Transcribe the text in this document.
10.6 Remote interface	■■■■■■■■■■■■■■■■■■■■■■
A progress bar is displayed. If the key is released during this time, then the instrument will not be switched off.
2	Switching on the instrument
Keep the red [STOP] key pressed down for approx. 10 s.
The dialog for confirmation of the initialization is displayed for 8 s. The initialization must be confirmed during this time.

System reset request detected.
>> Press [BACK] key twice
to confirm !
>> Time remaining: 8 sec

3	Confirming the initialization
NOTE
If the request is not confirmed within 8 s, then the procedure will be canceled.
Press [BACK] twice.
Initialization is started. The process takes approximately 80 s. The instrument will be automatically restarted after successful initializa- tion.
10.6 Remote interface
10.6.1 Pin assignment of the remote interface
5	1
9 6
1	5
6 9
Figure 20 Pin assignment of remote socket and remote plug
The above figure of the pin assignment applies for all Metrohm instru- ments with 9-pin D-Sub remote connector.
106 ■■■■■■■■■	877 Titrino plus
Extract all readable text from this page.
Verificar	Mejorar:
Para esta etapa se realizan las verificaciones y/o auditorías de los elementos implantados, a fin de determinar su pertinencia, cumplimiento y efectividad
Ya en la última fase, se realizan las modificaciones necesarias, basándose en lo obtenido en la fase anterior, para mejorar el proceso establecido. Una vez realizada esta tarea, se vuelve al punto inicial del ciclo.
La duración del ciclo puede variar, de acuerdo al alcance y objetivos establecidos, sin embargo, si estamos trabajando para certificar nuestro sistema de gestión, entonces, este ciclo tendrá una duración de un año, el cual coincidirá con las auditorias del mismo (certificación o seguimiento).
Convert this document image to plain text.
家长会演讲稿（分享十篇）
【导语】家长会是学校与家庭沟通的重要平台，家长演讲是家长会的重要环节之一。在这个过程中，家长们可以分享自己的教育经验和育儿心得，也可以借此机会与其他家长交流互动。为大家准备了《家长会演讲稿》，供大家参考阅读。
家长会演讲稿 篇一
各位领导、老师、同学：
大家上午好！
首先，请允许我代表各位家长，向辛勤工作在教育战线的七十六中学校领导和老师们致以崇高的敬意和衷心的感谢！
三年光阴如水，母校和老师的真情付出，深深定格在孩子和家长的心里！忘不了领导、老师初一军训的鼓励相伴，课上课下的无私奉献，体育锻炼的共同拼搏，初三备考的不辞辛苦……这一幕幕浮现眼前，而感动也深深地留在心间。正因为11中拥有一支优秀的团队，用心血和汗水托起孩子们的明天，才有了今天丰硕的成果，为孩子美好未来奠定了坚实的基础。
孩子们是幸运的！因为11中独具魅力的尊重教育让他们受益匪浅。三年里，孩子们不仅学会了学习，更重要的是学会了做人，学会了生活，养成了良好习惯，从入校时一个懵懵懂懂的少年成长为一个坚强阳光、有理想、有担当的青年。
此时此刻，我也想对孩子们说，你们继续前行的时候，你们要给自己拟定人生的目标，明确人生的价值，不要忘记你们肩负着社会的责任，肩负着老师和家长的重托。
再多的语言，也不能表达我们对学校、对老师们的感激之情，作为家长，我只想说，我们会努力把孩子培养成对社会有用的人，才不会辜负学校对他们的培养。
=-=-=
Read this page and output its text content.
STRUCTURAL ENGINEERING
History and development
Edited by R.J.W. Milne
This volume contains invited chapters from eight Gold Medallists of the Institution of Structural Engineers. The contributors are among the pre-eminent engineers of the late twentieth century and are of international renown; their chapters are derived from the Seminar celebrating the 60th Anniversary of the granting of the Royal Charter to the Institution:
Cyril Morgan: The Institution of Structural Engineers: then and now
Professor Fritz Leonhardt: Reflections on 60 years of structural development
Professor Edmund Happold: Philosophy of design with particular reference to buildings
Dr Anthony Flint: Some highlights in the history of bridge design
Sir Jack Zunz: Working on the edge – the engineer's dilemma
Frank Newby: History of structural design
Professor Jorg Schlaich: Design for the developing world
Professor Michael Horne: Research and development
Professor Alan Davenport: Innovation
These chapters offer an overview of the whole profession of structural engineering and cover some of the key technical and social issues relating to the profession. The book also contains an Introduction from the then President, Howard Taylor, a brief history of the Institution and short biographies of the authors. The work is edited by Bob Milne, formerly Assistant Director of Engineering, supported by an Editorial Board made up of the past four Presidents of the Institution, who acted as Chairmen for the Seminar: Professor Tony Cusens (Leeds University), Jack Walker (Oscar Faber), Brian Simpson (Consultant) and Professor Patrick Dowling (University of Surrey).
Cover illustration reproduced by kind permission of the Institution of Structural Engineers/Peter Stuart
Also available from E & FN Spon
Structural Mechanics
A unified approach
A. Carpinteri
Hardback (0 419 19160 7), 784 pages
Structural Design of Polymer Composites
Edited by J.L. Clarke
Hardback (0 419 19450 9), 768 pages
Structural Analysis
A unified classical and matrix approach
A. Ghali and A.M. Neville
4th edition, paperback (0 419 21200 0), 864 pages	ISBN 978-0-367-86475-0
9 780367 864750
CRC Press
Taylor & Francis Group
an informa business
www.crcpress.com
=-=-=
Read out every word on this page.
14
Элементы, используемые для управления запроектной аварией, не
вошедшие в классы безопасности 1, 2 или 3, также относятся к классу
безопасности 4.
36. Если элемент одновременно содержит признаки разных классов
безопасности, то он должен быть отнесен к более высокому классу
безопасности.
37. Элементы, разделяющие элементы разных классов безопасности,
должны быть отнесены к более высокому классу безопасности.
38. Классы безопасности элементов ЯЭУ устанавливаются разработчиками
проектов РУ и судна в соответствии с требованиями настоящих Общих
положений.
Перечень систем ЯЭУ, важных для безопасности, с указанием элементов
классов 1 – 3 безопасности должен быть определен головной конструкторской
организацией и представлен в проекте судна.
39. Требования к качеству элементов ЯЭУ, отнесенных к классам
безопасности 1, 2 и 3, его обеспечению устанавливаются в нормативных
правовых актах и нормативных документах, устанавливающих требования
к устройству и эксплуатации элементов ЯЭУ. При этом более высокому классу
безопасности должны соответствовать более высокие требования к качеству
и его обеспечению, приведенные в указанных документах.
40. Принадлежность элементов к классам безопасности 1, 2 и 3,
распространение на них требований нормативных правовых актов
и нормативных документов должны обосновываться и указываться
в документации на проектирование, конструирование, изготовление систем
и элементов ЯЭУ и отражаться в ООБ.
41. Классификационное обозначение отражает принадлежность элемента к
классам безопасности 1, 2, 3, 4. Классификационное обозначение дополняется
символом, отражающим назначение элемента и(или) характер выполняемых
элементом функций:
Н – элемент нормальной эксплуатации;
=-=-=
What is expected
Find every line in the records that contains the word "Engineers"; copy those lines.

Task solution
This volume contains invited chapters from eight Gold Medallists of the Institution of Structural Engineers. The contributors are among the pre-eminent engineers of the late twentieth century and are of international renown; their chapters are derived from the Seminar celebrating the 60th Anniversary of the granting of the Royal Charter to the Institution:
Cyril Morgan: The Institution of Structural Engineers: then and now
Cover illustration reproduced by kind permission of the Institution of Structural Engineers/Peter Stuart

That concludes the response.